= Task directions =
Copy word for word the part of the passage below on modeling working speed that begins with "Chapter 5 focuses" and ends with "on real data.".

= Document extract =
--------------------------------------------------

In Chapter 4, a latent growth modeling approach to model non-constant working speed is proposed. The model is used to measure more complex relationships between ability and variable working speed. Three models are considered in this study. Models 1 and 2 introduce two growth factors, an intercept and a linear slope to model variable working speed. Model 3 introduces three growth factors, an intercept, a linear and a quadratic term with random effects. The random effects have been used to describe an individual speed process and are used to define differences in the speed process between test takers. The Amsterdam chess test (ACT; van der Maas and Wagenmakers, 2005) data was used to illustrate the application of the models.

Chapter 5 focuses on the statistical evaluation of the joint model for speed and accuracy. The performance of fit tests for the joint model has been evaluated. A Bayesian significance test based on the Kolmogorov-Smirnov test (KS test) is used to detect violations of the assumption of normality of item residuals. Simulation studies were conducted in order to evaluate the performance of person fit statistics, and the performance of the Kolmogorov-Smirnov tests. Real data examples are provided to illustrate the application of the tests on real data.

--------------------------------------------------

= Supplied information =

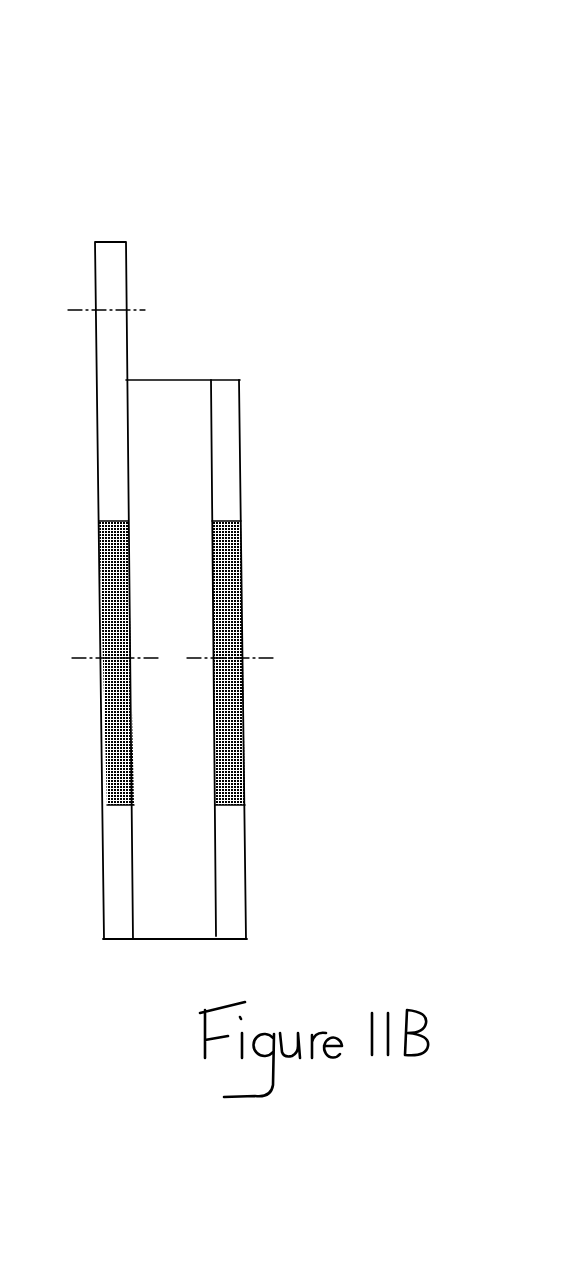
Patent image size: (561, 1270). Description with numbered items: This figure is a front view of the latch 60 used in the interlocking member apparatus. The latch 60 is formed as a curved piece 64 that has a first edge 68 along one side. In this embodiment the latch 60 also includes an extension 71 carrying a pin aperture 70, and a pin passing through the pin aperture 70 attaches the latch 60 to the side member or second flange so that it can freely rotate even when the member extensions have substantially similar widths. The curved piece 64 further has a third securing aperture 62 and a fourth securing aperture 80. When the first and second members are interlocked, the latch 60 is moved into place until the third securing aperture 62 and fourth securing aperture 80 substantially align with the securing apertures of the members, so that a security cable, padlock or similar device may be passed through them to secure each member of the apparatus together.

--------------------------------------------------

= The response =
Chapter 5 focuses on the statistical evaluation of the joint model for speed and accuracy. The performance of fit tests for the joint model has been evaluated. A Bayesian significance test based on the Kolmogorov-Smirnov test (KS test) is used to detect violations of the assumption of normality of item residuals. Simulation studies were conducted in order to evaluate the performance of person fit statistics, and the performance of the Kolmogorov-Smirnov tests. Real data examples are provided to illustrate the application of the tests on real data.